Passage provided:
* * * * * * * * *
The lead opinion (from Gableman, Roggensack, and Ziegler) offers a lengthy description of the case (¶¶5-35), which boils down to this: Riley worked at a law firm where a lawyer named Polk was also working. Polk wasn’t supposed to be doing legal work because his license was administratively suspended. Polk petitioned to reinstate his license, and Riley was directed by a partner at the firm to represent Polk at the OLR hearing on Polk’s petition. At the hearing Riley asked Polk about his employment since being suspended in order to show Polk hadn’t been making much money and therefore had been unable to pay various outstanding civil judgments, an issue relevant to the reinstatement decision. Polk’s answers didn’t mention his work for the law firm, and Riley didn’t seek to elicit from Polk that he worked at the firm.

OLR learned later about Polk’s employment at the firm and moved to discipline Riley for (1) offering false material evidence and then not correcting the evidence, in violation of former SCR 20:3.3(a)(4) [set out at ¶¶23 n.7 and 137]; (2) assisting a witness to testify falsely, in violation of SCR 20:3.4(b); and (3) engaging in conduct involving dishonesty, fraud, deceit, or misrepresentation, in violation of SCR 20:8.4(c). Riley insisted he didn’t know Polk was doing legal work at the firm, and thought he was engaged in non-legal work, but Polk testified he told Riley he was concerned about not disclosing his employment with the firm. The referee believed Polk, not Riley.
* * * * * * * * *
Request 1: In the case summary, rewrite everything from "The lead opinion" down to "at the firm.", replacing "law firm" with "legal practice".
Request 2: According to the case summary, who directed Riley to represent Polk at the OLR hearing?
Request 3: Continue the case summary on Riley's discipline from the point where it stops.
The items that come after this case summary are from a separate source.
* * * * * * * * *
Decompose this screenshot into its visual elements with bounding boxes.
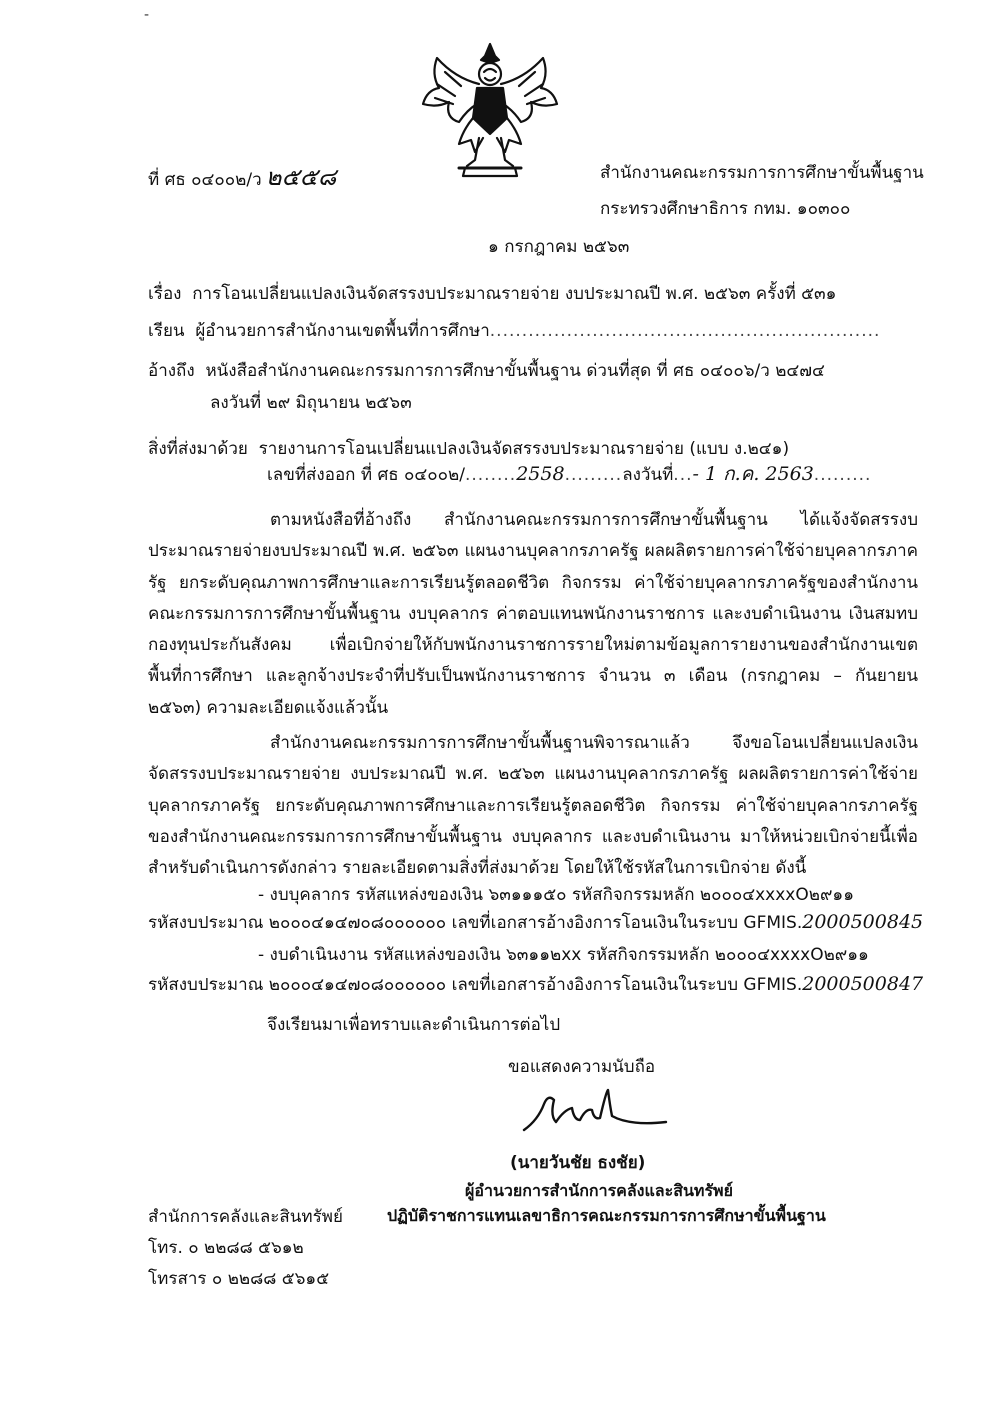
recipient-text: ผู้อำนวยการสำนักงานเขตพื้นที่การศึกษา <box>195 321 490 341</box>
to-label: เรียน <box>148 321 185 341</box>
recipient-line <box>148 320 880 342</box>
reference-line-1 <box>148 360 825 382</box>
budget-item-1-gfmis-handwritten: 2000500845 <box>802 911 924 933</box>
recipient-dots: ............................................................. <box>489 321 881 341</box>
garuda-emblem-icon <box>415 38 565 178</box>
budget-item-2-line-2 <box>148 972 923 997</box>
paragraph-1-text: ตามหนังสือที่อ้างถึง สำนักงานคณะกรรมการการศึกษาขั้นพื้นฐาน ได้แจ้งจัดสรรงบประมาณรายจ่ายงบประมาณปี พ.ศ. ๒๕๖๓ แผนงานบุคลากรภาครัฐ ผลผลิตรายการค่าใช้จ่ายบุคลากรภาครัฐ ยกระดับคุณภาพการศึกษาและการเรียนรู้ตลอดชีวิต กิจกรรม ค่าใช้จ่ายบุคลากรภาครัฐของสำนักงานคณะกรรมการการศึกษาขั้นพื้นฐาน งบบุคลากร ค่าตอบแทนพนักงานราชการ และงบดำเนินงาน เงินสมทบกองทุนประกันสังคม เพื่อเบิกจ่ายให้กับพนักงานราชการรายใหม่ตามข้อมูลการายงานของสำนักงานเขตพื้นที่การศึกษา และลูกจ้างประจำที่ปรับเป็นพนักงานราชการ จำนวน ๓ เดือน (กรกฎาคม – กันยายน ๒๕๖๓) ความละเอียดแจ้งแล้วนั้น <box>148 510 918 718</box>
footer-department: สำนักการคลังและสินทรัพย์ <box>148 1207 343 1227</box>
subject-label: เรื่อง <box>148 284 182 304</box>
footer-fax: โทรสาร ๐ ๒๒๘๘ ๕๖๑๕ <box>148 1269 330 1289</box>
* * * * * * * * *
Response 1:
The lead opinion (from Gableman, Roggensack, and Ziegler) offers a lengthy description of the case (¶¶5-35), which boils down to this: Riley worked at a legal practice where a lawyer named Polk was also working. Polk wasn’t supposed to be doing legal work because his license was administratively suspended. Polk petitioned to reinstate his license, and Riley was directed by a partner at the firm to represent Polk at the OLR hearing on Polk’s petition. At the hearing Riley asked Polk about his employment since being suspended in order to show Polk hadn’t been making much money and therefore had been unable to pay various outstanding civil judgments, an issue relevant to the reinstatement decision. Polk’s answers didn’t mention his work for the legal practice, and Riley didn’t seek to elicit from Polk that he worked at the firm.

Response 2: A partner at the firm.

Response 3:
The lead opinion adopts the referee’s conclusions as to the first and third allegations:

¶86     …[W]e conclude that Attorney Riley “offered” false testimony to the reinstatement referee under former SCR 20:3.3(a)(4) when his client gave false and misleading answers to a question that he posed and to questions posed by opposing counsel. We further conclude, based on the referee’s factual findings, that Attorney Riley knew this testimony was false at the time it was given. Attorney Polk’s false testimony was material to the reinstatement proceeding in which it was given because it related to his claimed inability to pay the outstanding civil judgments against him, which was one of the topics expressly identified in our order referring the reinstatement matter to the referee. Because Attorney Riley did not take any reasonable measures to remediate the false testimony given by Attorney Polk and therefore offered by Attorney Riley, he violated former SCR 20:3.3(a)(4). Given his failure to take remedial measures and his continuing to argue in the reinstatement proceeding that the jobs Attorney Polk had held during his administrative suspension did not provide enough income for him to have made payments toward the outstanding civil judgments, Attorney Riley also violated SCR 20:8.4(c).

The lead opinion rejects the referee’s conclusion that Riley violated SCR 20:3.4(b):

¶69     We agree with Attorney Riley that the language of the rule (“counsel or assist a witness”) indicates that some action by the lawyer prior to or at the time of the witness’s false testimony is required. In our view, failing to take action in the face of another’s decision to give false testimony is different from “assisting” another person to give false testimony….

Because the record doesn’t show Riley “counsel[ed] or assist[ed]” Polk to testify falsely, there’s no evidence he violated that rule. (¶70).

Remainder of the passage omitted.